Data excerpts
※

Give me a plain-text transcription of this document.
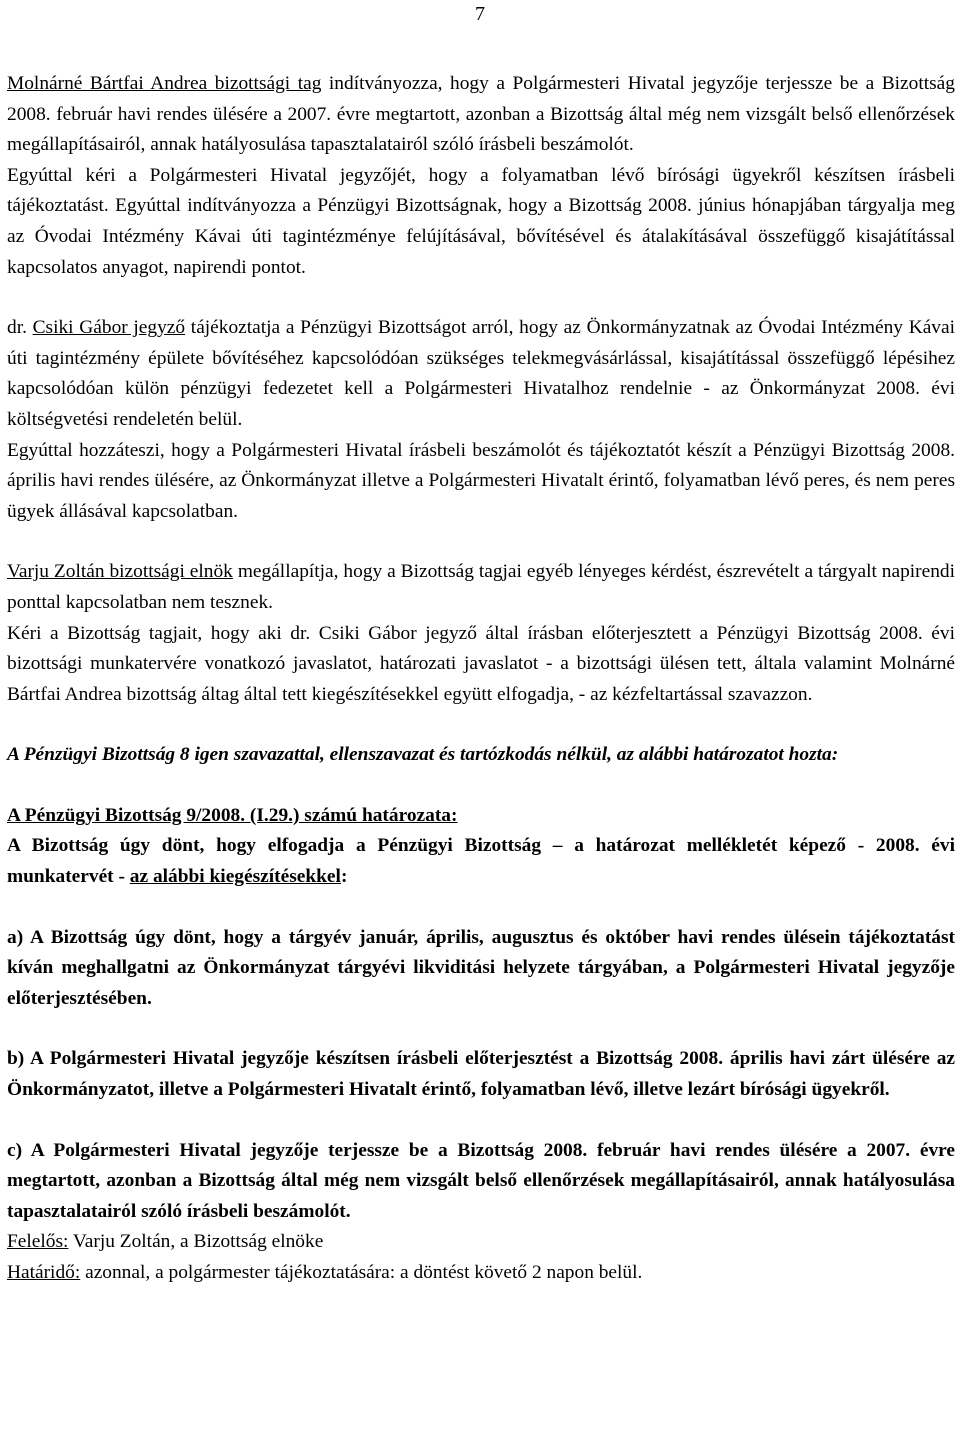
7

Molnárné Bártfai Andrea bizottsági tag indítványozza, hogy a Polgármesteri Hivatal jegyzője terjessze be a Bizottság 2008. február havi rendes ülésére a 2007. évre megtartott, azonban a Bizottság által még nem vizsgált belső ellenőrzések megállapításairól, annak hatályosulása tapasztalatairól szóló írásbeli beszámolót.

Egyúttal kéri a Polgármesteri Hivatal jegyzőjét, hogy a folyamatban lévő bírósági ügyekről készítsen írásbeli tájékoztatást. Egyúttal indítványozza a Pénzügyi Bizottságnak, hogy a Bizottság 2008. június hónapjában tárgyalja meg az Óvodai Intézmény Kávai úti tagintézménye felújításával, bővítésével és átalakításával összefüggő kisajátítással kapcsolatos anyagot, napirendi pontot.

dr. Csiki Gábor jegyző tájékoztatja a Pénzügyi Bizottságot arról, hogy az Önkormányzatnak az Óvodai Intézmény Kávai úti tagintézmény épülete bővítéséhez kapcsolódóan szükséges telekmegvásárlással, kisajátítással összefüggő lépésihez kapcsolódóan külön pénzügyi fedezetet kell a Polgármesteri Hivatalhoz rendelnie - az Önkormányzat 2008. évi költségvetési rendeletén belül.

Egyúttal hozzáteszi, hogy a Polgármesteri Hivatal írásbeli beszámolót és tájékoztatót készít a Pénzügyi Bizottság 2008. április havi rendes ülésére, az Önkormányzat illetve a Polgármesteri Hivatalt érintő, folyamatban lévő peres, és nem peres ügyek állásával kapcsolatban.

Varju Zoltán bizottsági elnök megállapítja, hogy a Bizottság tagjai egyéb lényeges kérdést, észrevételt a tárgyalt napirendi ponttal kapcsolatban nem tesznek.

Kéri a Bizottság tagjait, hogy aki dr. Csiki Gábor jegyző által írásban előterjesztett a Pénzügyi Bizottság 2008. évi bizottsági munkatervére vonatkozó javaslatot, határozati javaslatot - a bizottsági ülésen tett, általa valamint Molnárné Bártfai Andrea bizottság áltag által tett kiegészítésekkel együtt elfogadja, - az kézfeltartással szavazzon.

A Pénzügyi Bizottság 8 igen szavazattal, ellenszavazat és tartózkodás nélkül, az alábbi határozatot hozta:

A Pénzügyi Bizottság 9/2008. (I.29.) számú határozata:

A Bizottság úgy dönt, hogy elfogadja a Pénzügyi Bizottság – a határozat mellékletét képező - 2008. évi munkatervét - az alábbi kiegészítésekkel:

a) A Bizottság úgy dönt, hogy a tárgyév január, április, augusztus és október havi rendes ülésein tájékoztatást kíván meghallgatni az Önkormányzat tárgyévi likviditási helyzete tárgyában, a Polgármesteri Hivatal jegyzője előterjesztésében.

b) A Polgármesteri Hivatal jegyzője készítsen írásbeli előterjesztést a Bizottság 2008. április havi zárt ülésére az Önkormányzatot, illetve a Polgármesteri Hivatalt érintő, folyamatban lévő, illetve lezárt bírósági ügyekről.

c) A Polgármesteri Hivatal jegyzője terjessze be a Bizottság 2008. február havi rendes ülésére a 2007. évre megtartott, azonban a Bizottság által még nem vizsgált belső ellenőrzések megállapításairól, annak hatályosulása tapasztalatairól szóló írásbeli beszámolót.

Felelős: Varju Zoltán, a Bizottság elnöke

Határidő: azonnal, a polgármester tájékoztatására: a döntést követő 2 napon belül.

※

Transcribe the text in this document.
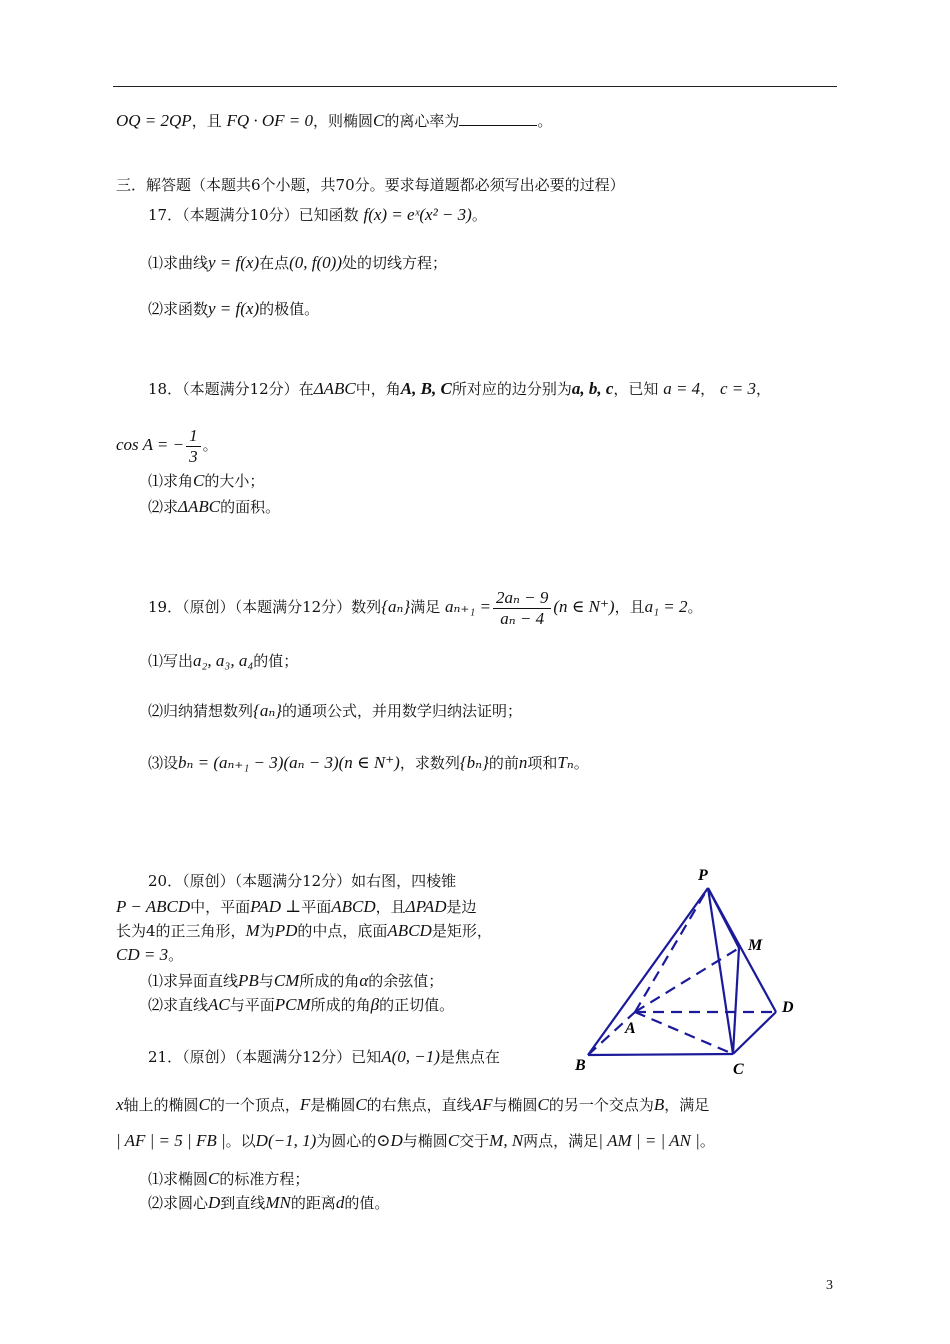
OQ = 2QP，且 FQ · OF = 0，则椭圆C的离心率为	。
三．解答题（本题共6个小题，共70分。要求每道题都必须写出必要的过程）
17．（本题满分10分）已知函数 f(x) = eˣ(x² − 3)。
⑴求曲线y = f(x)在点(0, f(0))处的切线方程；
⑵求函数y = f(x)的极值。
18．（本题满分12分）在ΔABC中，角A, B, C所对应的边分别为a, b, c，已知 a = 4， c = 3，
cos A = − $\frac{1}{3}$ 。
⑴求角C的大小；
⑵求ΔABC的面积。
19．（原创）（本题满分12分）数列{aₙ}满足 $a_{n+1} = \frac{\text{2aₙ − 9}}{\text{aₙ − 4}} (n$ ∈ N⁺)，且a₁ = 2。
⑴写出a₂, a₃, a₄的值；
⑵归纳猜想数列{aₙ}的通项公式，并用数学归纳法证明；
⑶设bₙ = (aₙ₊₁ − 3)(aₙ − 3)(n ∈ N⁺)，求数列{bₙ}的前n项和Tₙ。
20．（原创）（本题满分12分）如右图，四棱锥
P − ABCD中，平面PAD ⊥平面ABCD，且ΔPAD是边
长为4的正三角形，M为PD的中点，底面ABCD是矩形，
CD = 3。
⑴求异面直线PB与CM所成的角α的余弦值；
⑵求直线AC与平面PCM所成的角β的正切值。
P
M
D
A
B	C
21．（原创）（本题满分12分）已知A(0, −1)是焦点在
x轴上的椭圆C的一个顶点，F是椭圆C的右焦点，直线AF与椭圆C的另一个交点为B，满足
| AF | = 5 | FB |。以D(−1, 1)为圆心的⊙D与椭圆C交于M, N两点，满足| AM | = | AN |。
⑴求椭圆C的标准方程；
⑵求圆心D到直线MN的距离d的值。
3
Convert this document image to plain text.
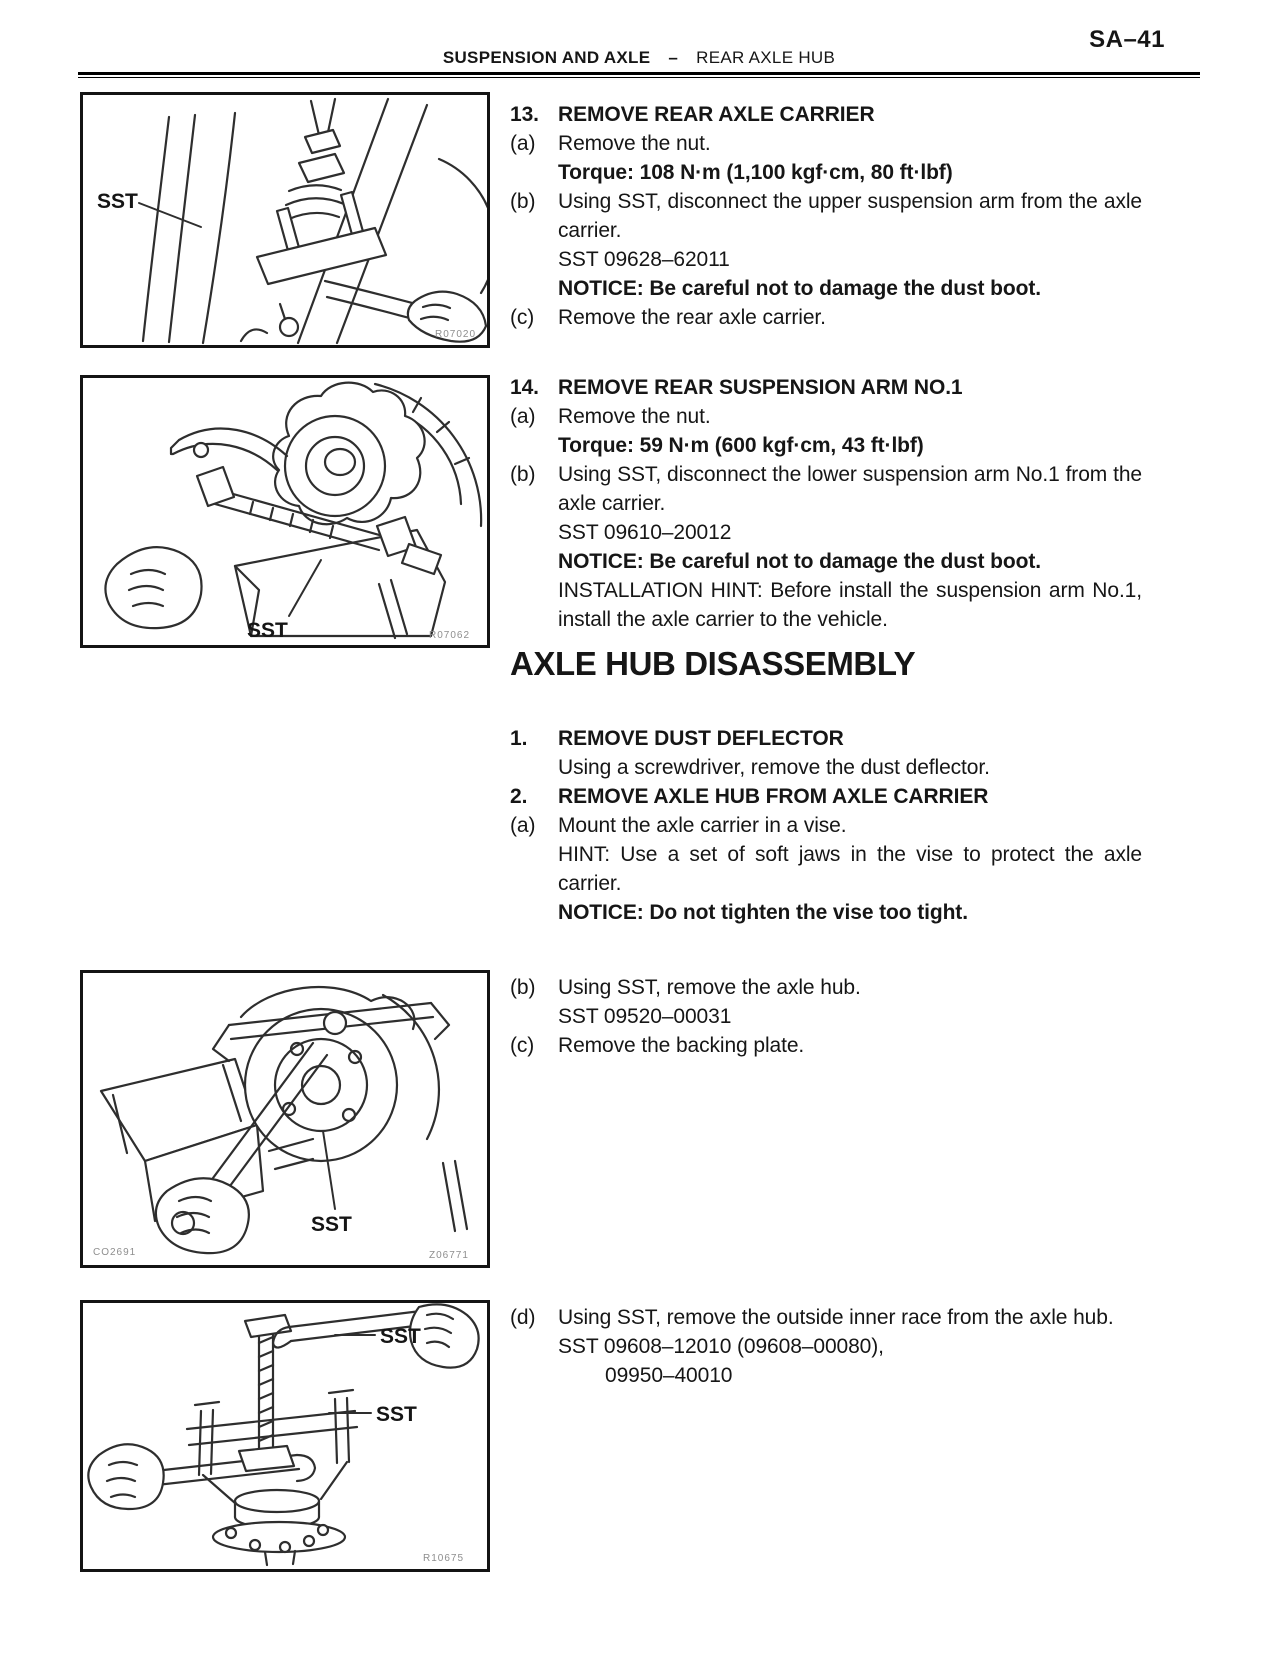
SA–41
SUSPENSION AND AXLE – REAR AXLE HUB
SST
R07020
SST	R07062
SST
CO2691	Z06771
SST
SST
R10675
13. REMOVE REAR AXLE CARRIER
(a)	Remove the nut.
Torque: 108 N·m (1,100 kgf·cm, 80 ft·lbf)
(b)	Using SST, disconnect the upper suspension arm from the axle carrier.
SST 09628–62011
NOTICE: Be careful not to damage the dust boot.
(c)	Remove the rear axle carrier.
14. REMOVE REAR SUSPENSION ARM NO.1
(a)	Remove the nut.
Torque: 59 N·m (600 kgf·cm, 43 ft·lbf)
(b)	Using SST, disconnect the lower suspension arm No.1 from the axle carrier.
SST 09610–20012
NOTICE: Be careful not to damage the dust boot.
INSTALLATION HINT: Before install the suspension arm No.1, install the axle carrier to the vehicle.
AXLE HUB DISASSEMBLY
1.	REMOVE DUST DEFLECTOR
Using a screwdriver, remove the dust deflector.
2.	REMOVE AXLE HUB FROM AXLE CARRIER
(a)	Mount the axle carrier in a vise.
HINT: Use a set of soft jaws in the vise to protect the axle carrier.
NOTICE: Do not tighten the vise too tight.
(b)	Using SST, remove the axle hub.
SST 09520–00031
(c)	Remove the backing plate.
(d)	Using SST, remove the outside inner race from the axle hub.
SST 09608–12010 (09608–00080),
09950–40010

※

- GIVEN REQUEST -
Review the material and copy each line in which the word "ülésére" appears.

- RESULT OF THE EXERCISE -
Molnárné Bártfai Andrea bizottsági tag indítványozza, hogy a Polgármesteri Hivatal jegyzője terjessze be a Bizottság 2008. február havi rendes ülésére a 2007. évre megtartott, azonban a Bizottság által még nem vizsgált belső ellenőrzések megállapításairól, annak hatályosulása tapasztalatairól szóló írásbeli beszámolót.
Egyúttal hozzáteszi, hogy a Polgármesteri Hivatal írásbeli beszámolót és tájékoztatót készít a Pénzügyi Bizottság 2008. április havi rendes ülésére, az Önkormányzat illetve a Polgármesteri Hivatalt érintő, folyamatban lévő peres, és nem peres ügyek állásával kapcsolatban.
b) A Polgármesteri Hivatal jegyzője készítsen írásbeli előterjesztést a Bizottság 2008. április havi zárt ülésére az Önkormányzatot, illetve a Polgármesteri Hivatalt érintő, folyamatban lévő, illetve lezárt bírósági ügyekről.
c) A Polgármesteri Hivatal jegyzője terjessze be a Bizottság 2008. február havi rendes ülésére a 2007. évre megtartott, azonban a Bizottság által még nem vizsgált belső ellenőrzések megállapításairól, annak hatályosulása tapasztalatairól szóló írásbeli beszámolót.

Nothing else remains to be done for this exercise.